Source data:

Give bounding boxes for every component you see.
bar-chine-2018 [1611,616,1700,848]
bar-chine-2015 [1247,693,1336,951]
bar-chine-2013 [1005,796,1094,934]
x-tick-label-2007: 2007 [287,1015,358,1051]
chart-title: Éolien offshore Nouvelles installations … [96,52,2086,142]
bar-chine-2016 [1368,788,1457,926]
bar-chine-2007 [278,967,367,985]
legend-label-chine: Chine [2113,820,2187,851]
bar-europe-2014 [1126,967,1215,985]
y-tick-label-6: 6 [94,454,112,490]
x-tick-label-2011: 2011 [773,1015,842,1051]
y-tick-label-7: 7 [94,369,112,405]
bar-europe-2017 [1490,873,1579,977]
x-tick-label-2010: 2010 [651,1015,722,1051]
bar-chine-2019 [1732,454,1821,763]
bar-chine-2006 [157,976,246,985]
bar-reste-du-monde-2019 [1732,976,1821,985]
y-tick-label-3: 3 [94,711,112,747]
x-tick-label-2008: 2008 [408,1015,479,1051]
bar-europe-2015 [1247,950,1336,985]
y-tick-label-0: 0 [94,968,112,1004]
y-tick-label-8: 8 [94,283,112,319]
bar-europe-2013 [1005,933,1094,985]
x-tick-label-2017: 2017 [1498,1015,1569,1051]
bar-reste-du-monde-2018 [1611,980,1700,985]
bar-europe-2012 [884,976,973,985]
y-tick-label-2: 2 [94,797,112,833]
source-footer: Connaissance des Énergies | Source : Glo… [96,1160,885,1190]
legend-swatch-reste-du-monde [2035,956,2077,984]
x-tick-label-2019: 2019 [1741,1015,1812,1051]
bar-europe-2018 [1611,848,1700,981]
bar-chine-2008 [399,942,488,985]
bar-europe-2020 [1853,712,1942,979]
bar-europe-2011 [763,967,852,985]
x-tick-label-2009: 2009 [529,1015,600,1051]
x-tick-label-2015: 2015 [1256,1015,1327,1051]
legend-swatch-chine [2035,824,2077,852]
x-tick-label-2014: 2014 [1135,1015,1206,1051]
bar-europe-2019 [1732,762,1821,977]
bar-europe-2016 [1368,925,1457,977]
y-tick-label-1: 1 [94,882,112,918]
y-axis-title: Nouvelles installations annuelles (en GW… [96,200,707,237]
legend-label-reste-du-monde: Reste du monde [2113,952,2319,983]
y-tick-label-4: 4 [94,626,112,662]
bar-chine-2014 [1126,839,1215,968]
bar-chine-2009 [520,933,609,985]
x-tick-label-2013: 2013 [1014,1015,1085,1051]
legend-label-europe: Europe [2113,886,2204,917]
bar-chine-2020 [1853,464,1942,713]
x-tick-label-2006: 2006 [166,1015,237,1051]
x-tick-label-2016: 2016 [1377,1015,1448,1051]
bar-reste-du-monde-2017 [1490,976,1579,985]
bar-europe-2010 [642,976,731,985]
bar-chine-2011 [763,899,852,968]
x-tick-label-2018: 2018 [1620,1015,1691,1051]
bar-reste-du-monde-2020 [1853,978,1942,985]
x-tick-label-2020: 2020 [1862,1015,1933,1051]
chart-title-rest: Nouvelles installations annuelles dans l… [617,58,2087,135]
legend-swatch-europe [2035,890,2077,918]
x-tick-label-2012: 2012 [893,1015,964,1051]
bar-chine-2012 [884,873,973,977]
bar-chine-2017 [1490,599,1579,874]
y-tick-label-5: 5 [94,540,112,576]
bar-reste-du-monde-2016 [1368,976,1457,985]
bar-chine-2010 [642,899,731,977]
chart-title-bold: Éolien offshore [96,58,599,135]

WHAT NEEDS TO BE DONE: Reproduce the stretch of lines from the start of the source data through the line containing "bar-chine-2016 [1368,788,1457,926]", changing "bounding boxes" to "enclosing rectangles" and leaving everything else identical.

RESULT:
Give enclosing rectangles for every component you see.
bar-chine-2018 [1611,616,1700,848]
bar-chine-2015 [1247,693,1336,951]
bar-chine-2013 [1005,796,1094,934]
x-tick-label-2007: 2007 [287,1015,358,1051]
chart-title: Éolien offshore Nouvelles installations … [96,52,2086,142]
bar-chine-2016 [1368,788,1457,926]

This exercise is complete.